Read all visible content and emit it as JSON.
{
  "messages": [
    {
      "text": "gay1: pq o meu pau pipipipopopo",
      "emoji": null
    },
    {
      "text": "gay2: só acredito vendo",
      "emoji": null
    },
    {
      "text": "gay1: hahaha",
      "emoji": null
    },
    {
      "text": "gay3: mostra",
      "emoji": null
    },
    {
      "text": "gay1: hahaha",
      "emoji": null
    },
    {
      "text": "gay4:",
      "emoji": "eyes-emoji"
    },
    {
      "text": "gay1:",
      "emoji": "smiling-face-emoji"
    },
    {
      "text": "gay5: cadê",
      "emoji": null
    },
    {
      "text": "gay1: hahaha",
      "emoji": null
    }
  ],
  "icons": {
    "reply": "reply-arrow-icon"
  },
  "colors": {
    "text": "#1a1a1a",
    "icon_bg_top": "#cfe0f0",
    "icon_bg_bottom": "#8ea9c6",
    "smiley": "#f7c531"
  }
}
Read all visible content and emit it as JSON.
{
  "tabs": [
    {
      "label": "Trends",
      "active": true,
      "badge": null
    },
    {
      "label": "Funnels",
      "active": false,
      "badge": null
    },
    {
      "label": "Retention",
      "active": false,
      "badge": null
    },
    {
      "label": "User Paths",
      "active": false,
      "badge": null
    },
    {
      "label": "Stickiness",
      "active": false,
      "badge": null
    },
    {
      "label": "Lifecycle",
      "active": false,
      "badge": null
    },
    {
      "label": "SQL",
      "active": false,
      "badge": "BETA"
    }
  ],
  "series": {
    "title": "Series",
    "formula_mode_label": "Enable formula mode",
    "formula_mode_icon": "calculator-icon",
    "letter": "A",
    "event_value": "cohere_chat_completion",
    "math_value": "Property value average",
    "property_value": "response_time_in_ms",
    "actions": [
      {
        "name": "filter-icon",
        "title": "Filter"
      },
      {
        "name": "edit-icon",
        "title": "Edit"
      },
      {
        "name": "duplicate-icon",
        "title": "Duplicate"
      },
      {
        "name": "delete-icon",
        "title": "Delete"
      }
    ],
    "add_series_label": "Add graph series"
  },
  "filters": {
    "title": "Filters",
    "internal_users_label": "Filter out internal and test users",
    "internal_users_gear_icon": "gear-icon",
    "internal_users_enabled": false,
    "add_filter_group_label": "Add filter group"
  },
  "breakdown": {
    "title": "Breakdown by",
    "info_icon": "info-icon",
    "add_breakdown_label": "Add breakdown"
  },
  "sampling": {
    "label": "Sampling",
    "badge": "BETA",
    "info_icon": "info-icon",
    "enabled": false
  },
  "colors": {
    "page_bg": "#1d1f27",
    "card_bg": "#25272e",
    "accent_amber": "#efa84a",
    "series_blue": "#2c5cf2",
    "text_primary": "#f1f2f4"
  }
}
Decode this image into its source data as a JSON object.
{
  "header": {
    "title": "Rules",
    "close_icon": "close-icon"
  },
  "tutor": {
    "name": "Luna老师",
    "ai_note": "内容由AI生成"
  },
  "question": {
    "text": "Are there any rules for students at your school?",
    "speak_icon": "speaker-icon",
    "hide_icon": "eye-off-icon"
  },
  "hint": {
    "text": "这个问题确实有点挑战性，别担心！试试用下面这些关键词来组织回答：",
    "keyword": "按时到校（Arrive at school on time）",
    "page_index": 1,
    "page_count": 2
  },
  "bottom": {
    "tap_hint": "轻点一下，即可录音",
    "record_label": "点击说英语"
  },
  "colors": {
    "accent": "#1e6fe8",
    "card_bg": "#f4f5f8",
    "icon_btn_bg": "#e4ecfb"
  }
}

***

> Task to complete: Across the entries, how many lines contain "title"? Reply with the number only.

> The response: 8